▶ **本文の抜粋**:
================
房総半島から徒然ブログ

住みにくい世の中を出来れば笑って暮らしたい、寛容でおヒマなかたのみ歓迎の気まぐれブログです。

長崎の鐘 Silent Prayer, Nagasaki

国内で好きな町はどこですか?

そう聞かれたら、真っ先に頭に浮かぶ町のひとつは長崎だ。
独特の異国情緒と文化の香り、細く曲がりくねった石畳の道、たくさんの歴史的建造物、急な丘から見下ろす海の眺め。どれも旅心を捉えて止まない。
仕事で何度も通っているケニアのナイロビに熱帯医学研究所という、熱帯病や感染症に取り組む施設がある。それが長崎大学の現地拠点であることも一層の親近感の理由だ。

 

その長崎を訪れる時に必ず足を運ぶ場所がある。
浦上天主堂から緩やかに坂を下った閑静な住宅街に建つ、わずか2畳一間の小さな木造の家。如己堂(にょこどう)という。
================
▶ **情報の活用**:
1: 長崎についての本文によると、ケニアのナイロビにある熱帯医学研究所はどこの大学の現地拠点ですか。
2: 長崎についてのブログ記事を、最後の文の後から書き進めてください。

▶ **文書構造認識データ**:
================
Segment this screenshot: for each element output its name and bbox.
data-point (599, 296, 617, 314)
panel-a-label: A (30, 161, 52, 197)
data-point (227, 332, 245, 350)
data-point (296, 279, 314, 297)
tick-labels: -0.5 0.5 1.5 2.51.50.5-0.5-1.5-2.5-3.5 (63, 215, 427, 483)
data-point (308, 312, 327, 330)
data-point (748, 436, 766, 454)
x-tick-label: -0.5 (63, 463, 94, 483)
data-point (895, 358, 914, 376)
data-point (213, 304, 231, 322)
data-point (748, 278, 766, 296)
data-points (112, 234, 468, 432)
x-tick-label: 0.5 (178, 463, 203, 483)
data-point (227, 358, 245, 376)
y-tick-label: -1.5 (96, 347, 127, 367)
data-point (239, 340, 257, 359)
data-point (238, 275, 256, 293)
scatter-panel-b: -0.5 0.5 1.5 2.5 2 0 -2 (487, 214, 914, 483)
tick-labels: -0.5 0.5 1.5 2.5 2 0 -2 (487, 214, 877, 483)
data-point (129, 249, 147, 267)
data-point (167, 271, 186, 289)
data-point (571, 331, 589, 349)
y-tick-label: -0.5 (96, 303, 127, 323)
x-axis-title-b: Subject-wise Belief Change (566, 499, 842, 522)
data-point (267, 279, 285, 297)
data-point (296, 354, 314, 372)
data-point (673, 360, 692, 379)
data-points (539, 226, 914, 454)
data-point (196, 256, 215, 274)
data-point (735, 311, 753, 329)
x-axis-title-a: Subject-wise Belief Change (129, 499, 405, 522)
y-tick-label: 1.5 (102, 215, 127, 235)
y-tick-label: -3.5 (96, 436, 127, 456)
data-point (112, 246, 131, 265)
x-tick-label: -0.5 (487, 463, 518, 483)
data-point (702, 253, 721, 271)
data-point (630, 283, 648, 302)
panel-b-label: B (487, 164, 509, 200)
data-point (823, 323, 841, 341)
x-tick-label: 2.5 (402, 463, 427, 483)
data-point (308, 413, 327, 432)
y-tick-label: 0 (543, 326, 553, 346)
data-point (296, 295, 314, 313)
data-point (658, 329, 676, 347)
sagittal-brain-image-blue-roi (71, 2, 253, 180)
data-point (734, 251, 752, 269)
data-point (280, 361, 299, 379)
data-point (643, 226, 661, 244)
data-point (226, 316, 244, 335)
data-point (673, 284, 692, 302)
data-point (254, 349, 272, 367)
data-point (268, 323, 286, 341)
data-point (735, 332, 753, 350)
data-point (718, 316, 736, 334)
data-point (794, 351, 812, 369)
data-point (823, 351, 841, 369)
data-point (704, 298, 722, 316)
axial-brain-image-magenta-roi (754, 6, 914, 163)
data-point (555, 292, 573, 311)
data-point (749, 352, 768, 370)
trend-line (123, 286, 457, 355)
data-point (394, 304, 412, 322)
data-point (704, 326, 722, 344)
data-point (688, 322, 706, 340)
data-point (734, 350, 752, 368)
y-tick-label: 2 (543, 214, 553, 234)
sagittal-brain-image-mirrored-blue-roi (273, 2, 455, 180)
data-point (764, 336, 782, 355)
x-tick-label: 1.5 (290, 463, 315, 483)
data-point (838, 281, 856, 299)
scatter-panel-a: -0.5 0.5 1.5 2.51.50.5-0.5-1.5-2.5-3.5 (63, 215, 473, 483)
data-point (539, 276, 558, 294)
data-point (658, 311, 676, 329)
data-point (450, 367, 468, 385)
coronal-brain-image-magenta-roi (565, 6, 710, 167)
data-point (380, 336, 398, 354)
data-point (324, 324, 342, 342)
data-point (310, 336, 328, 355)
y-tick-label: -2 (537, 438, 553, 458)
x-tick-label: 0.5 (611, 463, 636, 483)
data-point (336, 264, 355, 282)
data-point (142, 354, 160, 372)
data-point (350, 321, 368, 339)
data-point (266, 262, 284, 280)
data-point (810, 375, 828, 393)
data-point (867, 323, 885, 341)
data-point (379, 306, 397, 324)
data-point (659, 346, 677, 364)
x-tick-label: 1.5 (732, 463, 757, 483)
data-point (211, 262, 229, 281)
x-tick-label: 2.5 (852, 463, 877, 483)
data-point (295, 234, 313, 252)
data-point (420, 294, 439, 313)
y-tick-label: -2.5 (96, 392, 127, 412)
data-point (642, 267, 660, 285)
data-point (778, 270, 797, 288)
================
▶ **課題の解答**:
1: 長崎大学です。

2:
長崎医科大学(現・長崎大学医学部)の放射線医師・永井隆博士が第二次大戦後の晩年を過ごされた家だ。

博士は結核治療に従事され、ご自身も慢性骨髄性白血病にかかった。
患者治療のためのレントゲン撮影で撮影者も被爆を続けるというのは、現代の常識からは想像もつかない。
さらに、38歳で余命宣告された2か月後に原爆投下で重傷を負うとは何という過酷な運命なのだろう。自宅で焼死した妻・緑さんの埋葬をした直後からは救護所で被爆者の治療にあたられている。
2畳一間の小さな家は浦上の人々が、焼け残った材木を集めて作ったものだという。
この如己堂で晩年の執筆活動に励む博士には多くの訪問者があり、ヘレン・ケラー女史も突然の訪問をされたそうだ。
如己堂は長崎市永井隆記念館という展示館の入り口脇に建っている。
小さな展示館なのでいくらも時間は要さないはずが、気が付けば何度も何度も展示品を見て回っていた。
今も、博士のお孫さんが館長として運営に当たられていると思う。


如己とは「己のごとく人を愛せよ」というキリストの言葉からの命名だそうだ。
このところの殺伐とした事件やきな臭い国際情勢のなかで、名曲『長崎の鐘』とともに頻繁に思い出すようになった。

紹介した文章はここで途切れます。